- [Do this]: Quote every line below exactly as it reads.

[Saved data entries]
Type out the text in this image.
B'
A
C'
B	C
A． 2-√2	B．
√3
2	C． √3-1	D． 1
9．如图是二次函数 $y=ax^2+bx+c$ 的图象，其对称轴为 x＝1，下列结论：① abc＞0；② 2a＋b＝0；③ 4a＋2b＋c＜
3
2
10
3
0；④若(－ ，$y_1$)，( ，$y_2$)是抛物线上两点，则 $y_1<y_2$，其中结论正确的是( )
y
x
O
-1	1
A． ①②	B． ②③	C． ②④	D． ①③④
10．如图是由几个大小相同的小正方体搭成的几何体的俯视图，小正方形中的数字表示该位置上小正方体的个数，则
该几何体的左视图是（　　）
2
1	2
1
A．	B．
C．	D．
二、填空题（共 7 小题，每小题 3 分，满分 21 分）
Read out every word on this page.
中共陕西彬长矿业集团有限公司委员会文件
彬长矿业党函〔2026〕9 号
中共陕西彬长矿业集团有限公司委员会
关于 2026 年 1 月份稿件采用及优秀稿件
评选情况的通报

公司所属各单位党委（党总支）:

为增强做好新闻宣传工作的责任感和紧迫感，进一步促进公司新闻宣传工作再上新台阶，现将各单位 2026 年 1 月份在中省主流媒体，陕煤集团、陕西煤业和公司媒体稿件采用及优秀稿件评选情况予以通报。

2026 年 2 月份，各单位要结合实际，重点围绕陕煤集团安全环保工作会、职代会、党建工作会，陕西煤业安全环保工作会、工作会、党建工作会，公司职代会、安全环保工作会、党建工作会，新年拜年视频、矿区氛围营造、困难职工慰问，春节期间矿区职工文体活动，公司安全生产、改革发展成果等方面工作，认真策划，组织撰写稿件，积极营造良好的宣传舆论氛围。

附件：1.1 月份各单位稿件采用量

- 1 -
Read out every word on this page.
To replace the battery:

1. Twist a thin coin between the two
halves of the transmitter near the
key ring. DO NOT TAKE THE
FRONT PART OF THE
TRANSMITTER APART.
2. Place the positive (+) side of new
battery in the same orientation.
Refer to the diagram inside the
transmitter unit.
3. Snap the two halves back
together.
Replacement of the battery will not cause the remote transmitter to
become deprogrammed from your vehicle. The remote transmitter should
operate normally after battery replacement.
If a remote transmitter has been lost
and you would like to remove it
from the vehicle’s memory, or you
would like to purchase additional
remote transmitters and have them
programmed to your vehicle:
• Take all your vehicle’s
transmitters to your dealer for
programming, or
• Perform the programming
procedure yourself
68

- [In response]:
Type out the text in this image.
B'
A
C'
B	C
A． 2-√2	B．
√3
2	C． √3-1	D． 1
9．如图是二次函数 $y=ax^2+bx+c$ 的图象，其对称轴为 x＝1，下列结论：① abc＞0；② 2a＋b＝0；③ 4a＋2b＋c＜
3
2
10
3
0；④若(－ ，$y_1$)，( ，$y_2$)是抛物线上两点，则 $y_1<y_2$，其中结论正确的是( )
y
x
O
-1	1
A． ①②	B． ②③	C． ②④	D． ①③④
10．如图是由几个大小相同的小正方体搭成的几何体的俯视图，小正方形中的数字表示该位置上小正方体的个数，则
该几何体的左视图是（　　）
2
1	2
1
A．	B．
C．	D．
二、填空题（共 7 小题，每小题 3 分，满分 21 分）
Read out every word on this page.
中共陕西彬长矿业集团有限公司委员会文件
彬长矿业党函〔2026〕9 号
中共陕西彬长矿业集团有限公司委员会
关于 2026 年 1 月份稿件采用及优秀稿件
评选情况的通报

公司所属各单位党委（党总支）:

为增强做好新闻宣传工作的责任感和紧迫感，进一步促进公司新闻宣传工作再上新台阶，现将各单位 2026 年 1 月份在中省主流媒体，陕煤集团、陕西煤业和公司媒体稿件采用及优秀稿件评选情况予以通报。

2026 年 2 月份，各单位要结合实际，重点围绕陕煤集团安全环保工作会、职代会、党建工作会，陕西煤业安全环保工作会、工作会、党建工作会，公司职代会、安全环保工作会、党建工作会，新年拜年视频、矿区氛围营造、困难职工慰问，春节期间矿区职工文体活动，公司安全生产、改革发展成果等方面工作，认真策划，组织撰写稿件，积极营造良好的宣传舆论氛围。

附件：1.1 月份各单位稿件采用量

- 1 -
Read out every word on this page.
To replace the battery:

1. Twist a thin coin between the two
halves of the transmitter near the
key ring. DO NOT TAKE THE
FRONT PART OF THE
TRANSMITTER APART.
2. Place the positive (+) side of new
battery in the same orientation.
Refer to the diagram inside the
transmitter unit.
3. Snap the two halves back
together.
Replacement of the battery will not cause the remote transmitter to
become deprogrammed from your vehicle. The remote transmitter should
operate normally after battery replacement.
If a remote transmitter has been lost
and you would like to remove it
from the vehicle’s memory, or you
would like to purchase additional
remote transmitters and have them
programmed to your vehicle:
• Take all your vehicle’s
transmitters to your dealer for
programming, or
• Perform the programming
procedure yourself
68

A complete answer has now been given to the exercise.